> **PROBLEM DESCRIPTION**
Pull out from the material below all lines with "туралы".

--- start DATASET ENTRIES ---

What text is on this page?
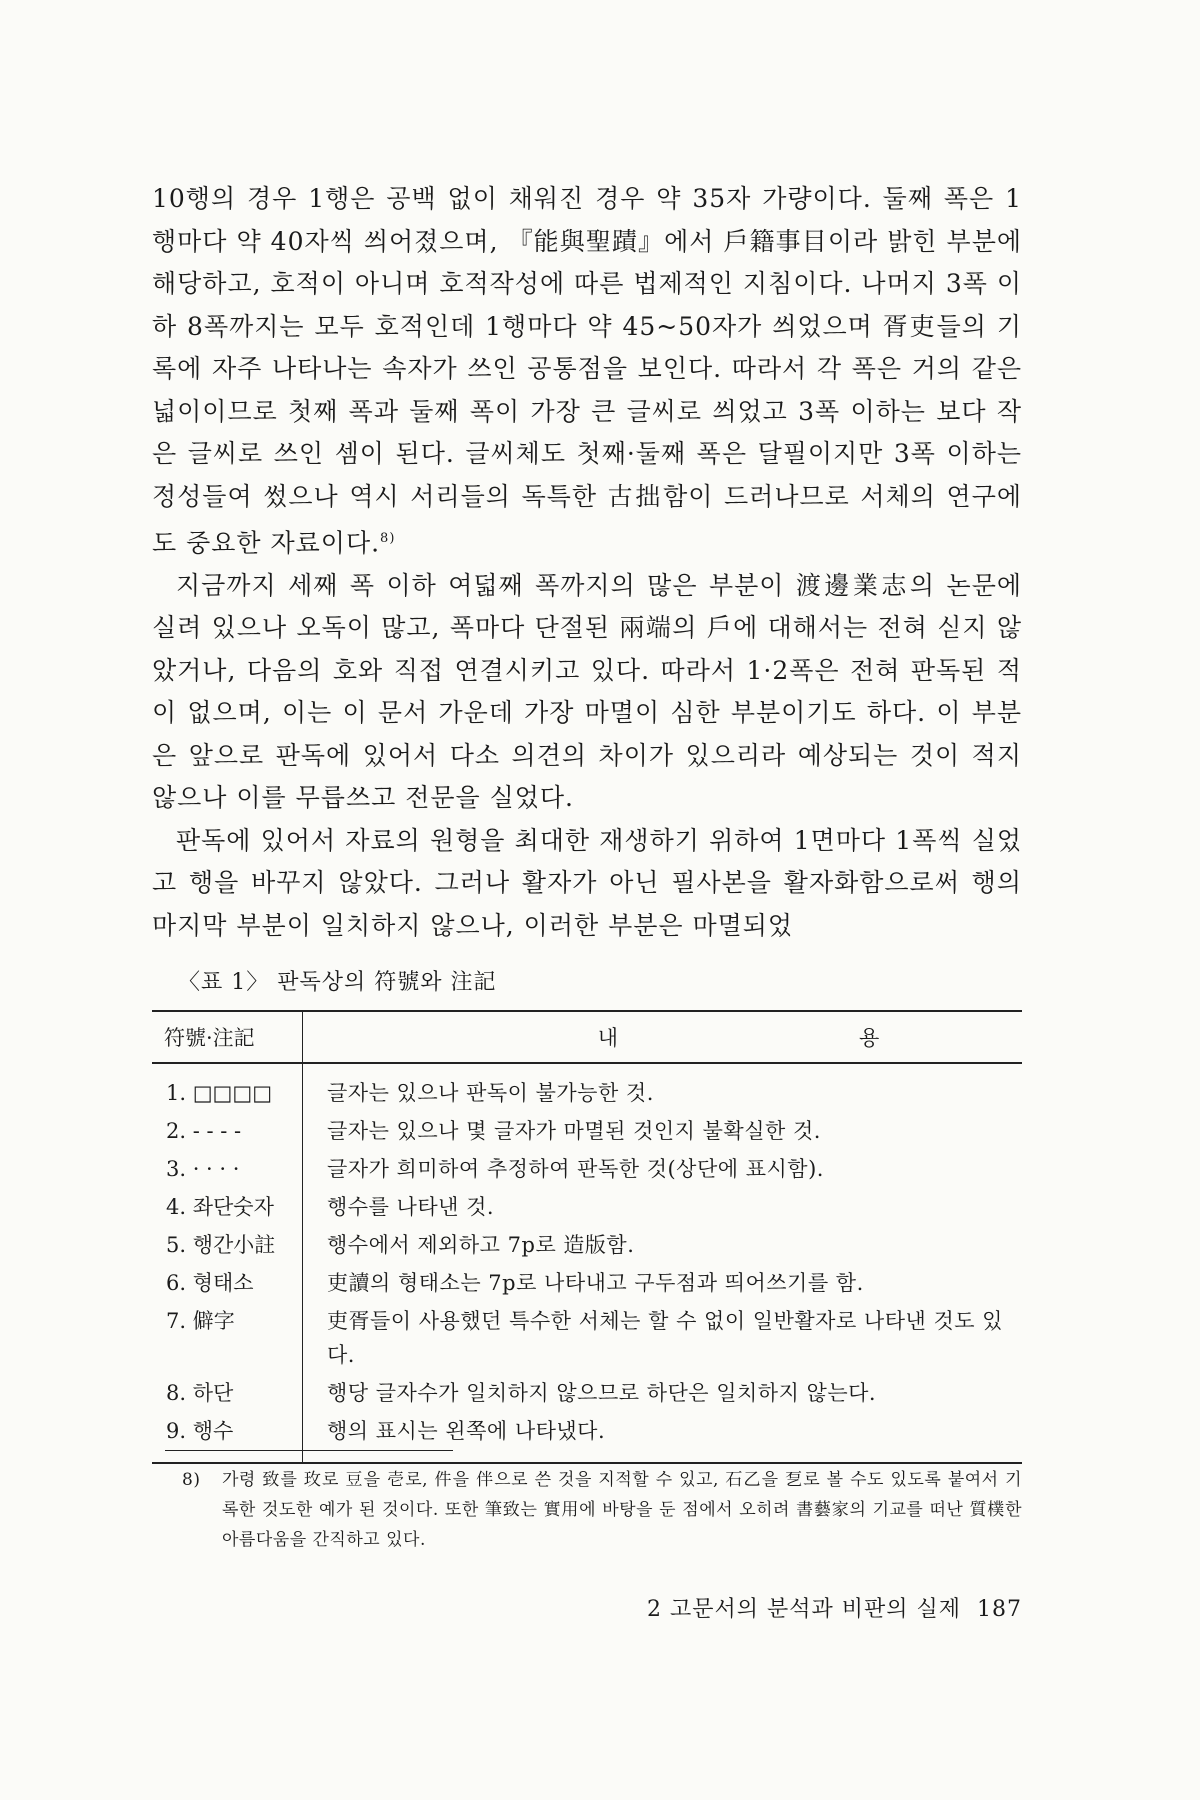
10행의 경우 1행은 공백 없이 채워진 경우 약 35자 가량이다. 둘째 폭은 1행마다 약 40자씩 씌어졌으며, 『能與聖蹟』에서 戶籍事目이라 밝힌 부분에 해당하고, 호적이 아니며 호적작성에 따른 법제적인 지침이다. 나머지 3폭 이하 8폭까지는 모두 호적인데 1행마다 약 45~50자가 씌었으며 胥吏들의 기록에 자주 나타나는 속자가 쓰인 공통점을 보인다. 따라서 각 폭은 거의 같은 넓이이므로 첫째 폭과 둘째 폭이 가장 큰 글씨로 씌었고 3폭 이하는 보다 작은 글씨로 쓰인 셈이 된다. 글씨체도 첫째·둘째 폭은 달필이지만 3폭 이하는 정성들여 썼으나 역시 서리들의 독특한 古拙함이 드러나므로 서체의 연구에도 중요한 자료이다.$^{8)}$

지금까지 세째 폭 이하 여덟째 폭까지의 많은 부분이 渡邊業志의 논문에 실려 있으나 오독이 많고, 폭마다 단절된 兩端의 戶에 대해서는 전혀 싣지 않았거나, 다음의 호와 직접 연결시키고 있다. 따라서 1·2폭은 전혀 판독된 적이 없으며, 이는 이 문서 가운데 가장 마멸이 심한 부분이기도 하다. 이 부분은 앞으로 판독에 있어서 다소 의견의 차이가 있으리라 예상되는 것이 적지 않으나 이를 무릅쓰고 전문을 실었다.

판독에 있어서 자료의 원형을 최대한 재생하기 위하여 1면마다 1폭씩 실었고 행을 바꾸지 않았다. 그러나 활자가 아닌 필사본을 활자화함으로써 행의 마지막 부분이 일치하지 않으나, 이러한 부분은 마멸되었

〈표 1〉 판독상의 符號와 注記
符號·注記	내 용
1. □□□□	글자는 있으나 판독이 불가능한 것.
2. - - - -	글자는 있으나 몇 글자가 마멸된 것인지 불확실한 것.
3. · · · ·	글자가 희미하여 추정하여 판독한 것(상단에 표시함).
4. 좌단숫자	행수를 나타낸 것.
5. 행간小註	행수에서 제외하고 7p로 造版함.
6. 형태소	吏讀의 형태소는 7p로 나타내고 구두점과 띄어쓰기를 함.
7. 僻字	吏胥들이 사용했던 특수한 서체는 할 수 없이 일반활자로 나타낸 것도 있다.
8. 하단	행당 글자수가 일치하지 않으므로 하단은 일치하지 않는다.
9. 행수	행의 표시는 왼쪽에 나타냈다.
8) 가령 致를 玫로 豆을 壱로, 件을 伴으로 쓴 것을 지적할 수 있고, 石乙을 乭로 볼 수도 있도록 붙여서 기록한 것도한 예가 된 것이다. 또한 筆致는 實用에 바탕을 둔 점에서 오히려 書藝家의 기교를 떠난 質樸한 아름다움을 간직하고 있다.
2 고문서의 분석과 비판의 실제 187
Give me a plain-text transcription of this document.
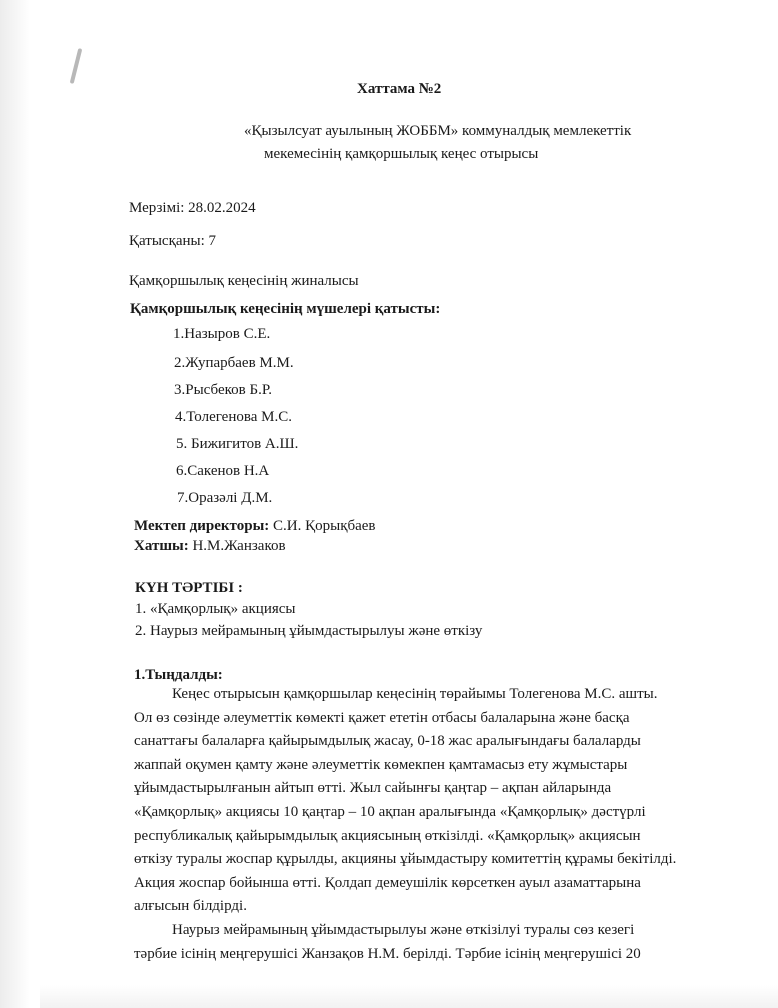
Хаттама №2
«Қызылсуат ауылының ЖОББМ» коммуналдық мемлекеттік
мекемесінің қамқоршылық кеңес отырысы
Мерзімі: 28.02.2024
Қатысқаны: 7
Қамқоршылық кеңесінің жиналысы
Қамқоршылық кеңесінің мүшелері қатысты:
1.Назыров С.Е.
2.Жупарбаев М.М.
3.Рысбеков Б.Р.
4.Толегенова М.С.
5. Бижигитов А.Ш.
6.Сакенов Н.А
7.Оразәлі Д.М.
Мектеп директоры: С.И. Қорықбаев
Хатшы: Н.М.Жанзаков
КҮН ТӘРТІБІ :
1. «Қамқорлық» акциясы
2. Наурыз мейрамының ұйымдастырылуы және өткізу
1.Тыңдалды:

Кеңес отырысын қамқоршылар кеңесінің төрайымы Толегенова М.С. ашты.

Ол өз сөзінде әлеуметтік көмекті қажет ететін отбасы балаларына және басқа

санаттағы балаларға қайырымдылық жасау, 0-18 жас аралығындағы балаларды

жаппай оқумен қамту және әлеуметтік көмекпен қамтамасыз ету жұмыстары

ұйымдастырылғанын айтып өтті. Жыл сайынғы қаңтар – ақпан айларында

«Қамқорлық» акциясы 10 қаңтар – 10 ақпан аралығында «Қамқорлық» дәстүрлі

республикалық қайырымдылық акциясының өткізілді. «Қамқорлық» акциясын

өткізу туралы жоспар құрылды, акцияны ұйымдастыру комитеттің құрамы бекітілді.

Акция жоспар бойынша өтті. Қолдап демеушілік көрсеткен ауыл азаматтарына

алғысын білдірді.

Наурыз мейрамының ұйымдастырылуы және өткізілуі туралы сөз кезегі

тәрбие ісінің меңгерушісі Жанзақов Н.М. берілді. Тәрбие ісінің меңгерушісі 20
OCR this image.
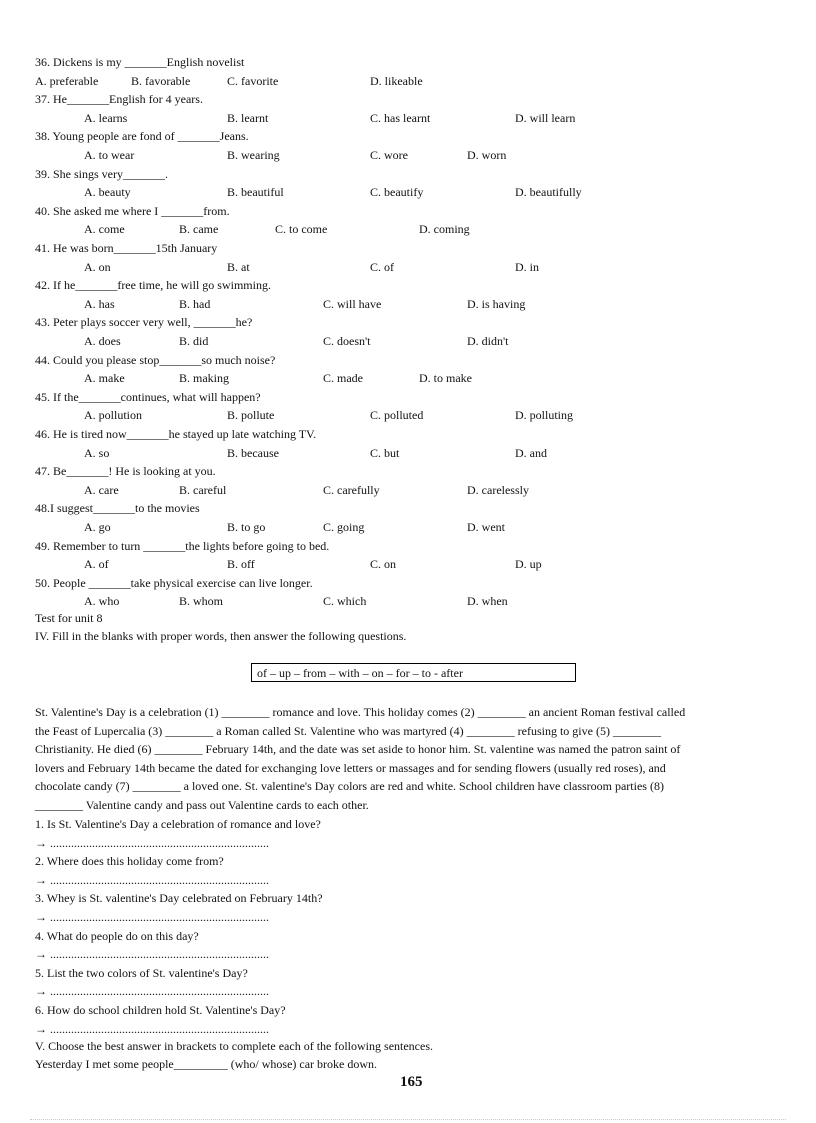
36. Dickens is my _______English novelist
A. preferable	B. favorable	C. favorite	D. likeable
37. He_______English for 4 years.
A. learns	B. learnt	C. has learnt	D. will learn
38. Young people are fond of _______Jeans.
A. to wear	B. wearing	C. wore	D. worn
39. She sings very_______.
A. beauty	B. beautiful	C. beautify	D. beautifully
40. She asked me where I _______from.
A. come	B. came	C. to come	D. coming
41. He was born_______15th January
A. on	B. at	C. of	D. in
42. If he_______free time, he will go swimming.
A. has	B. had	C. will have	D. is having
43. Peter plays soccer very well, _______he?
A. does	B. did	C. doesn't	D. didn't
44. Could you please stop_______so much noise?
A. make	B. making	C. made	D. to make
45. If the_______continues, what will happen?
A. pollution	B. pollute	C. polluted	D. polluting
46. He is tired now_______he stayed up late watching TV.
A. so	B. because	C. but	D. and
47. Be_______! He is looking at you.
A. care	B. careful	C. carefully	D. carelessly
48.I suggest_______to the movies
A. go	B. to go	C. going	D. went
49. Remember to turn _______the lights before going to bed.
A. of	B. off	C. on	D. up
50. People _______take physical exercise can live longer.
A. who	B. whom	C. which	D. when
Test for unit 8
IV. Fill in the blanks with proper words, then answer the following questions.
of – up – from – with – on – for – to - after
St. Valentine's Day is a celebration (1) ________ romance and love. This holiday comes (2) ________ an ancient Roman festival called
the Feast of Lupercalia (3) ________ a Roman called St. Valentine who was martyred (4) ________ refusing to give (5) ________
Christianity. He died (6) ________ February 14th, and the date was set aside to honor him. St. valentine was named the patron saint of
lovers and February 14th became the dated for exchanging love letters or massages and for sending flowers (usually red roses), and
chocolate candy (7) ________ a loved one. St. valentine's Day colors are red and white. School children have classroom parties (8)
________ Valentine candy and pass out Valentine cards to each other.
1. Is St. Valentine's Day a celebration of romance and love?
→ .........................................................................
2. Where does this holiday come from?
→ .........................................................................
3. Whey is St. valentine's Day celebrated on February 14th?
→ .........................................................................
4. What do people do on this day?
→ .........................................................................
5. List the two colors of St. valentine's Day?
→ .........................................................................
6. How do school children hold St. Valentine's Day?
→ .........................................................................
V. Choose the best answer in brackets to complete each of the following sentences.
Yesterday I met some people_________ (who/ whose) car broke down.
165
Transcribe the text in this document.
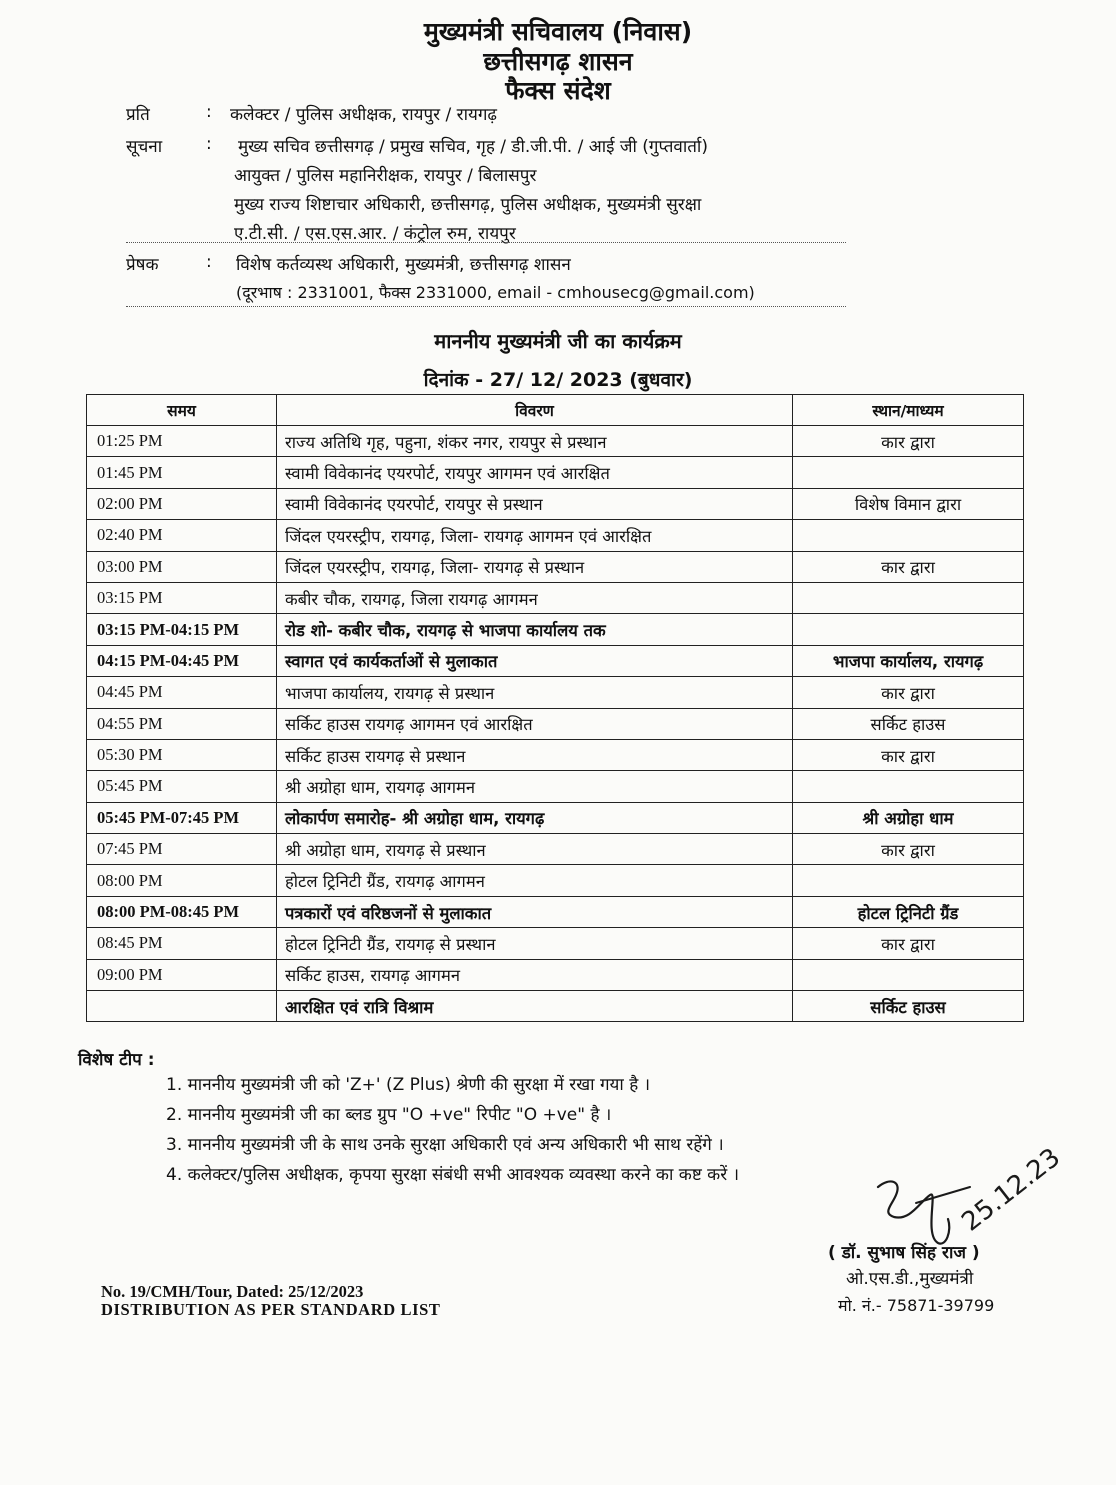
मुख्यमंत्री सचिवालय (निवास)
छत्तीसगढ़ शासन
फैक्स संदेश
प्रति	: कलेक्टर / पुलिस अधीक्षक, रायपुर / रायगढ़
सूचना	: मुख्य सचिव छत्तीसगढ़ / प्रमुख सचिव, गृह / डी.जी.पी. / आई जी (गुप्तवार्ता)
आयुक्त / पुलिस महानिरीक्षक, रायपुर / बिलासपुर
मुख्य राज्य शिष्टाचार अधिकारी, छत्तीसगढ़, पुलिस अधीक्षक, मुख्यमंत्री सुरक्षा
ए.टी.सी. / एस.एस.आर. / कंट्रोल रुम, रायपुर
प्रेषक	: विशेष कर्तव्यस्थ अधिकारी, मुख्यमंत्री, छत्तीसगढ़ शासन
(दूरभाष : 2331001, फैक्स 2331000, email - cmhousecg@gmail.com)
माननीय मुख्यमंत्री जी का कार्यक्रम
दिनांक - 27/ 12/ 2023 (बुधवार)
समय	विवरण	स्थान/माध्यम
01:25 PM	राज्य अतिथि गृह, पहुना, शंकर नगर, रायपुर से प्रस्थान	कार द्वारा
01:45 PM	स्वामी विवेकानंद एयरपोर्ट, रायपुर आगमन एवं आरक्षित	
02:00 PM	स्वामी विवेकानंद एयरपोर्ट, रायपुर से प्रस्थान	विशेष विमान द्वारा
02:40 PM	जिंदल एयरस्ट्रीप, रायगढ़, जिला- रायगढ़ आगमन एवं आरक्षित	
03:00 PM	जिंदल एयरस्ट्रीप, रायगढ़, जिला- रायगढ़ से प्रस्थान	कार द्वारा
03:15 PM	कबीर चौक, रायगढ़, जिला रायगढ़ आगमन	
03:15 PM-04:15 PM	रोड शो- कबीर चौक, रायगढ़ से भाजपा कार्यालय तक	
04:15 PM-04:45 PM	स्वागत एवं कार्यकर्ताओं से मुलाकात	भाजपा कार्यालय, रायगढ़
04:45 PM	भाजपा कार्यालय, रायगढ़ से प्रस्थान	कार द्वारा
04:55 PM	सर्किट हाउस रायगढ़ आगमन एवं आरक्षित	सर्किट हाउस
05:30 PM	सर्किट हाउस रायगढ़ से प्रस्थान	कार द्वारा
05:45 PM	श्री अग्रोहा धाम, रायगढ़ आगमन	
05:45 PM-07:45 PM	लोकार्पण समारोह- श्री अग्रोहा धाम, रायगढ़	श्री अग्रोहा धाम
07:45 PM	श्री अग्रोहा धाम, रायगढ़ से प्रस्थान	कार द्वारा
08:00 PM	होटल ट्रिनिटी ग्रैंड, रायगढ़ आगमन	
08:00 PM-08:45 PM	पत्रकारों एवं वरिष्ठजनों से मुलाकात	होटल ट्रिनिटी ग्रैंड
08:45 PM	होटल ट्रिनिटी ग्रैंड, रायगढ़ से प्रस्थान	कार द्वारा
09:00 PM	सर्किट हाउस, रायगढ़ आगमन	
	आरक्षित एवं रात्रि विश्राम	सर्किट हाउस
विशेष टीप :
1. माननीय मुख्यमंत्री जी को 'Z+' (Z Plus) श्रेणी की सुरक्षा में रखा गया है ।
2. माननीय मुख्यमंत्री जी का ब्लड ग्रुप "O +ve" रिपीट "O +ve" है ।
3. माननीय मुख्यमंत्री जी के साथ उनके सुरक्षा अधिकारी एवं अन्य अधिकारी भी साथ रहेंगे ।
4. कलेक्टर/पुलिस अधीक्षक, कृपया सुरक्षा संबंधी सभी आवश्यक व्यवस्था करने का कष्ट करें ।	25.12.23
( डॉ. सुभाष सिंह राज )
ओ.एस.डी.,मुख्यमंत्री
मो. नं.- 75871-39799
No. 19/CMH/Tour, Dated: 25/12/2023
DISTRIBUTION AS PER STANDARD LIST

--- end DATASET ENTRIES ---

> **SOLUTION TO THIS EXERCISE**
өткізу туралы жоспар құрылды, акцияны ұйымдастыру комитеттің құрамы бекітілді.
Наурыз мейрамының ұйымдастырылуы және өткізілуі туралы сөз кезегі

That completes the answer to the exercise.